**INPUT ROWS:**
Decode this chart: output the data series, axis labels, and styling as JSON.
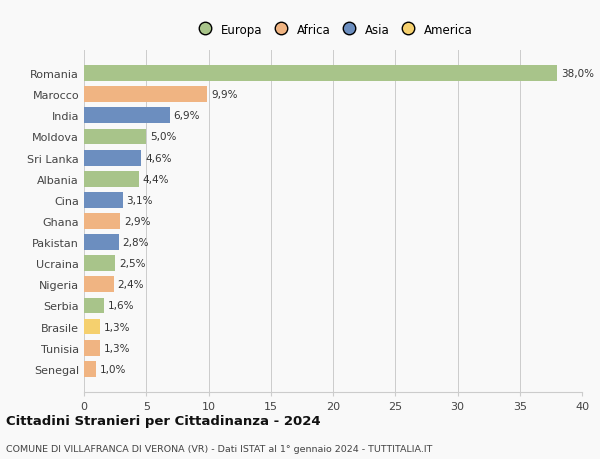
{
  "countries": [
    "Romania",
    "Marocco",
    "India",
    "Moldova",
    "Sri Lanka",
    "Albania",
    "Cina",
    "Ghana",
    "Pakistan",
    "Ucraina",
    "Nigeria",
    "Serbia",
    "Brasile",
    "Tunisia",
    "Senegal"
  ],
  "values": [
    38.0,
    9.9,
    6.9,
    5.0,
    4.6,
    4.4,
    3.1,
    2.9,
    2.8,
    2.5,
    2.4,
    1.6,
    1.3,
    1.3,
    1.0
  ],
  "labels": [
    "38,0%",
    "9,9%",
    "6,9%",
    "5,0%",
    "4,6%",
    "4,4%",
    "3,1%",
    "2,9%",
    "2,8%",
    "2,5%",
    "2,4%",
    "1,6%",
    "1,3%",
    "1,3%",
    "1,0%"
  ],
  "continents": [
    "Europa",
    "Africa",
    "Asia",
    "Europa",
    "Asia",
    "Europa",
    "Asia",
    "Africa",
    "Asia",
    "Europa",
    "Africa",
    "Europa",
    "America",
    "Africa",
    "Africa"
  ],
  "continent_colors": {
    "Europa": "#a8c48a",
    "Africa": "#f0b482",
    "Asia": "#6c8ebf",
    "America": "#f5d06e"
  },
  "legend_entries": [
    "Europa",
    "Africa",
    "Asia",
    "America"
  ],
  "legend_colors": [
    "#a8c48a",
    "#f0b482",
    "#6c8ebf",
    "#f5d06e"
  ],
  "xlim": [
    0,
    40
  ],
  "xticks": [
    0,
    5,
    10,
    15,
    20,
    25,
    30,
    35,
    40
  ],
  "title": "Cittadini Stranieri per Cittadinanza - 2024",
  "subtitle": "COMUNE DI VILLAFRANCA DI VERONA (VR) - Dati ISTAT al 1° gennaio 2024 - TUTTITALIA.IT",
  "background_color": "#f9f9f9",
  "grid_color": "#cccccc",
  "bar_height": 0.75
}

**YOUR INSTRUCTIONS:**
Using the material above, set down every line exactly, but skip the pictures.

**THE RESULT:**
Decode this chart: output the data series, axis labels, and styling as JSON.
{
  "countries": [
    "Romania",
    "Marocco",
    "India",
    "Moldova",
    "Sri Lanka",
    "Albania",
    "Cina",
    "Ghana",
    "Pakistan",
    "Ucraina",
    "Nigeria",
    "Serbia",
    "Brasile",
    "Tunisia",
    "Senegal"
  ],
  "values": [
    38.0,
    9.9,
    6.9,
    5.0,
    4.6,
    4.4,
    3.1,
    2.9,
    2.8,
    2.5,
    2.4,
    1.6,
    1.3,
    1.3,
    1.0
  ],
  "labels": [
    "38,0%",
    "9,9%",
    "6,9%",
    "5,0%",
    "4,6%",
    "4,4%",
    "3,1%",
    "2,9%",
    "2,8%",
    "2,5%",
    "2,4%",
    "1,6%",
    "1,3%",
    "1,3%",
    "1,0%"
  ],
  "continents": [
    "Europa",
    "Africa",
    "Asia",
    "Europa",
    "Asia",
    "Europa",
    "Asia",
    "Africa",
    "Asia",
    "Europa",
    "Africa",
    "Europa",
    "America",
    "Africa",
    "Africa"
  ],
  "continent_colors": {
    "Europa": "#a8c48a",
    "Africa": "#f0b482",
    "Asia": "#6c8ebf",
    "America": "#f5d06e"
  },
  "legend_entries": [
    "Europa",
    "Africa",
    "Asia",
    "America"
  ],
  "legend_colors": [
    "#a8c48a",
    "#f0b482",
    "#6c8ebf",
    "#f5d06e"
  ],
  "xlim": [
    0,
    40
  ],
  "xticks": [
    0,
    5,
    10,
    15,
    20,
    25,
    30,
    35,
    40
  ],
  "title": "Cittadini Stranieri per Cittadinanza - 2024",
  "subtitle": "COMUNE DI VILLAFRANCA DI VERONA (VR) - Dati ISTAT al 1° gennaio 2024 - TUTTITALIA.IT",
  "background_color": "#f9f9f9",
  "grid_color": "#cccccc",
  "bar_height": 0.75
}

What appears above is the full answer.